● **STATED TASK**
Put the lines of the data that begin with its first line and end with the line containing "Text: recorded up", both included, into a numbered list, omitting any blank lines.
::: TASK INPUTS
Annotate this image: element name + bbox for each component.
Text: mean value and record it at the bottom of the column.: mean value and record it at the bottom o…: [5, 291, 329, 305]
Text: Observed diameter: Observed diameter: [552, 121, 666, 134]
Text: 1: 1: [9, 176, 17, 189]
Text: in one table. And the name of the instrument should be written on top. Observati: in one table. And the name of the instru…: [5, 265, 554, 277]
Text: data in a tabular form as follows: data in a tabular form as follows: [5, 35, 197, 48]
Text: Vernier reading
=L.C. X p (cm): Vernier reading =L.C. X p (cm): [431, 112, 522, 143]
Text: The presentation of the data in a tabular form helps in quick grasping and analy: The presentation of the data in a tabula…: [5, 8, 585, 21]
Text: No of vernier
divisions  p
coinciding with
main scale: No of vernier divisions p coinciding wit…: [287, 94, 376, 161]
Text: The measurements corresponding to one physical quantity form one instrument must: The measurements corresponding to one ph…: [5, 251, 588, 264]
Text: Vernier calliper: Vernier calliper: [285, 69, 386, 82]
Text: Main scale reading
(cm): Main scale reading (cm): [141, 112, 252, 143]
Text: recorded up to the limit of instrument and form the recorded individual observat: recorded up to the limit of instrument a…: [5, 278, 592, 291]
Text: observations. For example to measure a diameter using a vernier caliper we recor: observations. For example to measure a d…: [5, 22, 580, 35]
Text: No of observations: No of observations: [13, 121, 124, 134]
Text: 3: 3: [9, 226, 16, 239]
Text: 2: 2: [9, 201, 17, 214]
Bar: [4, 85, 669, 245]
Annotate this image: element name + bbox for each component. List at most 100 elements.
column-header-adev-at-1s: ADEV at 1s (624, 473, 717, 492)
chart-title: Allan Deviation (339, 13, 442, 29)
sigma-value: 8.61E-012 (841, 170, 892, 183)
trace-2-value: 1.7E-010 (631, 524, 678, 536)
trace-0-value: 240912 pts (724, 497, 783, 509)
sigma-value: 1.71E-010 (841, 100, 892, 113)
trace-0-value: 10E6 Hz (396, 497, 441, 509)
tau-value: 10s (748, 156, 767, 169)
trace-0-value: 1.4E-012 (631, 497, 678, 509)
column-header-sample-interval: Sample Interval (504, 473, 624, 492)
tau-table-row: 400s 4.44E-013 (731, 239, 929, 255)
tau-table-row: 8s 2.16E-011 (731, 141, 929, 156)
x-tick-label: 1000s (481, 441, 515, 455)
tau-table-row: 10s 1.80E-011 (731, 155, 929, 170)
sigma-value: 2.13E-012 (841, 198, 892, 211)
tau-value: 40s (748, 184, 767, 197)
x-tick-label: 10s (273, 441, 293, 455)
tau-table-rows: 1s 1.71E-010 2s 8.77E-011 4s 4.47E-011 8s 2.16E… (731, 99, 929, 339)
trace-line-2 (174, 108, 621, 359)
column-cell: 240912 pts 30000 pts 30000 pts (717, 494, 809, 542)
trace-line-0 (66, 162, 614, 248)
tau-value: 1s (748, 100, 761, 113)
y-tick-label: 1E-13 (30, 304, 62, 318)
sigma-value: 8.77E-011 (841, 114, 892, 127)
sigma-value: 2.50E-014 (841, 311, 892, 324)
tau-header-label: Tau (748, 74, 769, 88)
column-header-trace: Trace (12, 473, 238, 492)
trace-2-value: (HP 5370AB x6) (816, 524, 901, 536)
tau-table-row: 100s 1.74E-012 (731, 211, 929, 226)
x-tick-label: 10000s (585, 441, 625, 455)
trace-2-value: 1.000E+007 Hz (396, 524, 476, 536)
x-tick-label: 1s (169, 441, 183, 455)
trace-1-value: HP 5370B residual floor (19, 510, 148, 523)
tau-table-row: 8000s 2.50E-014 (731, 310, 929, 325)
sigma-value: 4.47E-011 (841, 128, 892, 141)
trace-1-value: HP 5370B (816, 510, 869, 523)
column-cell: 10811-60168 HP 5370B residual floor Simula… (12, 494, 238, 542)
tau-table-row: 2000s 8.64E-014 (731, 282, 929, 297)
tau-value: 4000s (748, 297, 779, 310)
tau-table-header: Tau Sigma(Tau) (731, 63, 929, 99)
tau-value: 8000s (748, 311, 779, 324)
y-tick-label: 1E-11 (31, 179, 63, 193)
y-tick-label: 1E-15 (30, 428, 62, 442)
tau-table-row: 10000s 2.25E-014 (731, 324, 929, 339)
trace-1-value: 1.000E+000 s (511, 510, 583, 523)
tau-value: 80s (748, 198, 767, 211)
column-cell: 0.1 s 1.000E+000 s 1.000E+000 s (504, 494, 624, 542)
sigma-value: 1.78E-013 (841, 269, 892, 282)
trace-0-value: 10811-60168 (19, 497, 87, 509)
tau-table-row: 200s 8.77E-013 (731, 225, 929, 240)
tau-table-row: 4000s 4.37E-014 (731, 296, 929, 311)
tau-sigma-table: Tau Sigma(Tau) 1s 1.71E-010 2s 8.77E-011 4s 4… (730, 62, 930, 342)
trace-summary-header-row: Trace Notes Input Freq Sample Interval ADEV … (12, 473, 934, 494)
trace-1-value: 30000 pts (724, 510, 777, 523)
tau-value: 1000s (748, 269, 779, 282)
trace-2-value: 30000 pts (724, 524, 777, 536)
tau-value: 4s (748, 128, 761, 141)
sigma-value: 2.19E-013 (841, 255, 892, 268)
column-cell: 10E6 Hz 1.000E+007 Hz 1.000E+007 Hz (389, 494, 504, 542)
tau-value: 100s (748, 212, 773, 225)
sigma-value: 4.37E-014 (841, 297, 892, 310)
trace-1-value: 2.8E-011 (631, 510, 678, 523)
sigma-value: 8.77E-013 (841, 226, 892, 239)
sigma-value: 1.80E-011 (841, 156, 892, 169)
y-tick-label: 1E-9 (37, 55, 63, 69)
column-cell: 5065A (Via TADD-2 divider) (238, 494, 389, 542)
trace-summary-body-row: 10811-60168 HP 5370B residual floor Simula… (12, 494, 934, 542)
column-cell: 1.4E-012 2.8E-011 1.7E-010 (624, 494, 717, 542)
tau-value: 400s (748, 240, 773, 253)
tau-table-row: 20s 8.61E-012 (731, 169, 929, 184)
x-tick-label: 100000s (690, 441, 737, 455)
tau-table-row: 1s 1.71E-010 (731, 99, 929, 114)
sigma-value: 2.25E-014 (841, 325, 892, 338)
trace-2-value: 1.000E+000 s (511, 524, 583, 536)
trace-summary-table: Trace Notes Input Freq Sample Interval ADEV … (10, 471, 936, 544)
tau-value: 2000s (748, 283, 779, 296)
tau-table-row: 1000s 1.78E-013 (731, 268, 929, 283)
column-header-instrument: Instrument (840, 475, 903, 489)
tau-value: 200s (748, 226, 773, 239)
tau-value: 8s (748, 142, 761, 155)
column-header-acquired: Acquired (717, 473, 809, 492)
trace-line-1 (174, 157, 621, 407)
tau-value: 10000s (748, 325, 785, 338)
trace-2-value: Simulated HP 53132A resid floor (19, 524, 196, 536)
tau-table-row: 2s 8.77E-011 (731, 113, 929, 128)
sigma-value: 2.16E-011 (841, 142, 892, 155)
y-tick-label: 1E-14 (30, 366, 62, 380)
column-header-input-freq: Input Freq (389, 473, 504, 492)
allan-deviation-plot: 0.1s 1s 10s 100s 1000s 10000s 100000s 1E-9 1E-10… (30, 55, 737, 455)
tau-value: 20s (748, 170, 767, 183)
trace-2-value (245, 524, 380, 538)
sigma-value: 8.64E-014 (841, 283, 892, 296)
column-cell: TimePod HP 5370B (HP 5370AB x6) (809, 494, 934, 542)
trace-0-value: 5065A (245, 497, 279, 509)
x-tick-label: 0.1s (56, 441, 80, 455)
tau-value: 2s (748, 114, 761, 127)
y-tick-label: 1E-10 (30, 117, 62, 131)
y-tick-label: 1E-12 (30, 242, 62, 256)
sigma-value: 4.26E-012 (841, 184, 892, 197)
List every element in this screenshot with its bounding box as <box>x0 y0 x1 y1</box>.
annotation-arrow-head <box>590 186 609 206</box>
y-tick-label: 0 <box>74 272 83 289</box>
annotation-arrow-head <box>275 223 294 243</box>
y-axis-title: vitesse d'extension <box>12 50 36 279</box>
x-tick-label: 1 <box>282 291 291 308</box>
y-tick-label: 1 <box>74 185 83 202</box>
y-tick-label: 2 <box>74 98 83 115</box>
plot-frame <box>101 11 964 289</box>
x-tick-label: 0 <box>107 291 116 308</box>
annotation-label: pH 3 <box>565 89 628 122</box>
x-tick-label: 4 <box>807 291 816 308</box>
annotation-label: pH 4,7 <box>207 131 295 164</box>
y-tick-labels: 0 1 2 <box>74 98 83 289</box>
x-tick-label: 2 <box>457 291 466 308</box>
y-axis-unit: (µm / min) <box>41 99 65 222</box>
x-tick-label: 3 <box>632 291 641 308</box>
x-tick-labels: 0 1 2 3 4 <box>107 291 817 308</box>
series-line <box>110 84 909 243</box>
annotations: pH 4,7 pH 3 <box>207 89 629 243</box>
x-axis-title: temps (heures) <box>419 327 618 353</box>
::::::
● **ANSWER TO THE PROBLEM**
1. Annotate this image: element name + bbox for each component.
2. Text: mean value and record it at the bottom of the column.: mean value and record it at the bottom o…: [5, 291, 329, 305]
3. Text: Observed diameter: Observed diameter: [552, 121, 666, 134]
4. Text: 1: 1: [9, 176, 17, 189]
5. Text: in one table. And the name of the instrument should be written on top. Observati: in one table. And the name of the instru…: [5, 265, 554, 277]
6. Text: data in a tabular form as follows: data in a tabular form as follows: [5, 35, 197, 48]
7. Text: Vernier reading
8. =L.C. X p (cm): Vernier reading =L.C. X p (cm): [431, 112, 522, 143]
9. Text: The presentation of the data in a tabular form helps in quick grasping and analy: The presentation of the data in a tabula…: [5, 8, 585, 21]
10. Text: No of vernier
11. divisions  p
12. coinciding with
13. main scale: No of vernier divisions p coinciding wit…: [287, 94, 376, 161]
14. Text: The measurements corresponding to one physical quantity form one instrument must: The measurements corresponding to one ph…: [5, 251, 588, 264]
15. Text: Vernier calliper: Vernier calliper: [285, 69, 386, 82]
16. Text: Main scale reading
17. (cm): Main scale reading (cm): [141, 112, 252, 143]
18. Text: recorded up to the limit of instrument and form the recorded individual observat: recorded up to the limit of instrument a…: [5, 278, 592, 291]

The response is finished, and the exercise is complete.